* Stated problem
Isolate every line in the records below with "deve" in it.

* Dataset extract
★ ★ ★ ★ ★

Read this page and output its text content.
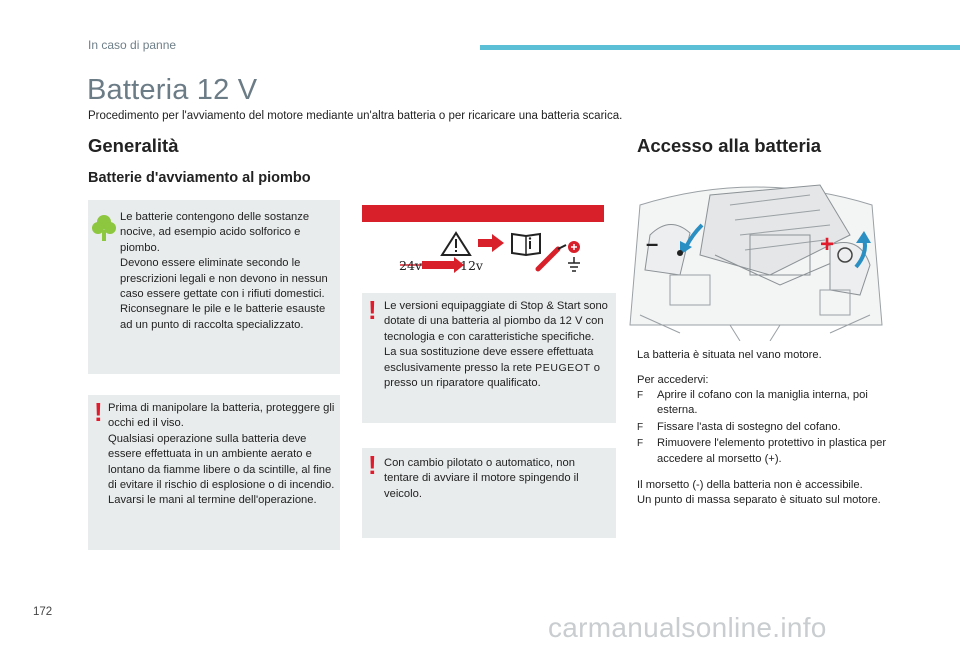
In caso di panne
Batteria 12 V
Procedimento per l'avviamento del motore mediante un'altra batteria o per ricaricare una batteria scarica.
Generalità
Batterie d'avviamento al piombo
Le batterie contengono delle sostanze nocive, ad esempio acido solforico e piombo.
Devono essere eliminate secondo le prescrizioni legali e non devono in nessun caso essere gettate con i rifiuti domestici.
Riconsegnare le pile e le batterie esauste ad un punto di raccolta specializzato.
! Prima di manipolare la batteria, proteggere gli occhi ed il viso.
Qualsiasi operazione sulla batteria deve essere effettuata in un ambiente aerato e lontano da fiamme libere o da scintille, al fine di evitare il rischio di esplosione o di incendio.
Lavarsi le mani al termine dell'operazione.
24v	12v
! Le versioni equipaggiate di Stop & Start sono dotate di una batteria al piombo da 12 V con tecnologia e con caratteristiche specifiche.
La sua sostituzione deve essere effettuata esclusivamente presso la rete PEUGEOT o presso un riparatore qualificato.
! Con cambio pilotato o automatico, non tentare di avviare il motore spingendo il veicolo.
Accesso alla batteria
–	+
La batteria è situata nel vano motore.
Per accedervi:
F	Aprire il cofano con la maniglia interna, poi esterna.
F	Fissare l'asta di sostegno del cofano.
F	Rimuovere l'elemento protettivo in plastica per accedere al morsetto (+).
Il morsetto (-) della batteria non è accessibile.
Un punto di massa separato è situato sul motore.
172	carmanualsonline.info
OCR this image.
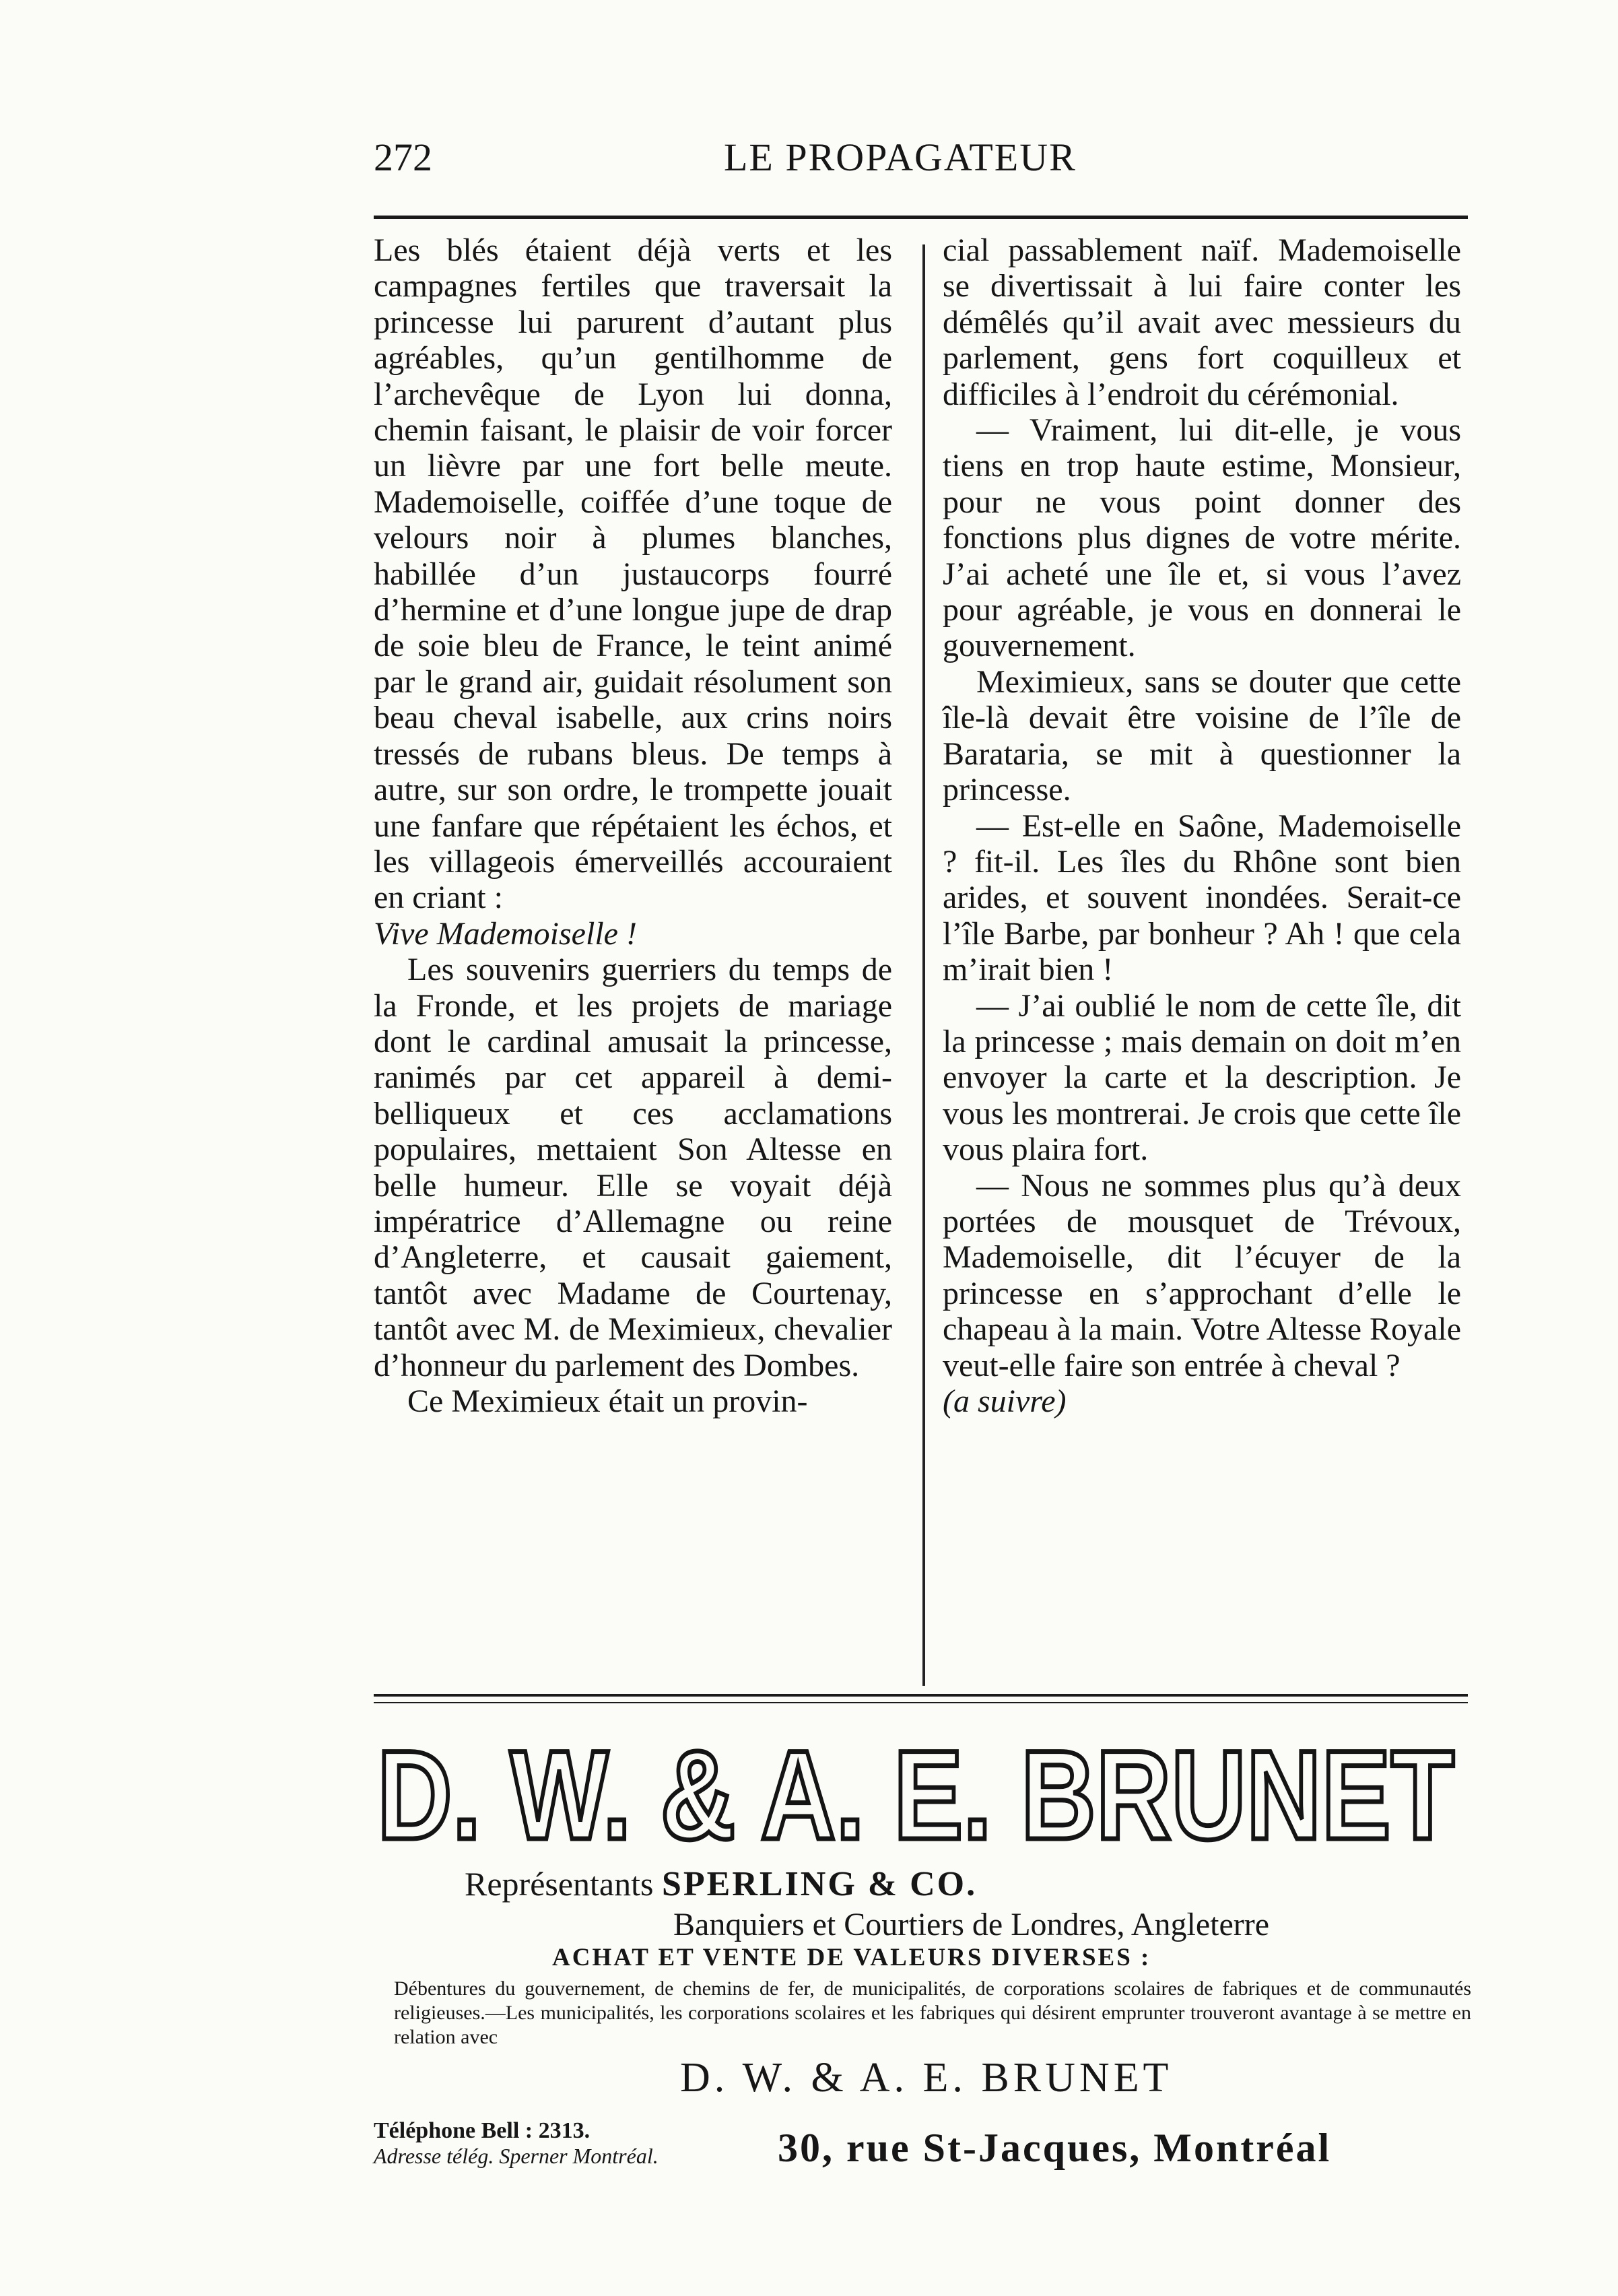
272	LE PROPAGATEUR

Les blés étaient déjà verts et les campagnes fertiles que traversait la princesse lui parurent d’autant plus agréables, qu’un gentilhomme de l’archevêque de Lyon lui donna, chemin faisant, le plaisir de voir forcer un lièvre par une fort belle meute. Mademoiselle, coiffée d’une toque de velours noir à plumes blanches, habillée d’un justaucorps fourré d’hermine et d’une longue jupe de drap de soie bleu de France, le teint animé par le grand air, guidait résolument son beau cheval isabelle, aux crins noirs tressés de rubans bleus. De temps à autre, sur son ordre, le trompette jouait une fanfare que répétaient les échos, et les villageois émerveillés accouraient en criant :

Vive Mademoiselle !

Les souvenirs guerriers du temps de la Fronde, et les projets de mariage dont le cardinal amusait la princesse, ranimés par cet appareil à demi-belliqueux et ces acclamations populaires, mettaient Son Altesse en belle humeur. Elle se voyait déjà impératrice d’Allemagne ou reine d’Angleterre, et causait gaiement, tantôt avec Madame de Courtenay, tantôt avec M. de Meximieux, chevalier d’honneur du parlement des Dombes.

Ce Meximieux était un provin-

cial passablement naïf. Mademoiselle se divertissait à lui faire conter les démêlés qu’il avait avec messieurs du parlement, gens fort coquilleux et difficiles à l’endroit du cérémonial.

— Vraiment, lui dit-elle, je vous tiens en trop haute estime, Monsieur, pour ne vous point donner des fonctions plus dignes de votre mérite. J’ai acheté une île et, si vous l’avez pour agréable, je vous en donnerai le gouvernement.

Meximieux, sans se douter que cette île-là devait être voisine de l’île de Barataria, se mit à questionner la princesse.

— Est-elle en Saône, Mademoiselle ? fit-il. Les îles du Rhône sont bien arides, et souvent inondées. Serait-ce l’île Barbe, par bonheur ? Ah ! que cela m’irait bien !

— J’ai oublié le nom de cette île, dit la princesse ; mais demain on doit m’en envoyer la carte et la description. Je vous les montrerai. Je crois que cette île vous plaira fort.

— Nous ne sommes plus qu’à deux portées de mousquet de Trévoux, Mademoiselle, dit l’écuyer de la princesse en s’approchant d’elle le chapeau à la main. Votre Altesse Royale veut-elle faire son entrée à cheval ?

(a suivre)

D. W. & A. E. BRUNET
Représentants SPERLING & CO.
Banquiers et Courtiers de Londres, Angleterre
ACHAT ET VENTE DE VALEURS DIVERSES :
Débentures du gouvernement, de chemins de fer, de municipalités, de corporations scolaires de fabriques et de communautés religieuses.—Les municipalités, les corporations scolaires et les fabriques qui désirent emprunter trouveront avantage à se mettre en relation avec
D. W. & A. E. BRUNET
Téléphone Bell : 2313.
Adresse télég. Sperner Montréal.	30, rue St-Jacques, Montréal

★ ★ ★ ★ ★

* Written response
Qualsiasi operazione sulla batteria deve essere effettuata in un ambiente aerato e lontano da fiamme libere o da scintille, al fine di evitare il rischio di esplosione o di incendio.
La sua sostituzione deve essere effettuata esclusivamente presso la rete PEUGEOT o presso un riparatore qualificato.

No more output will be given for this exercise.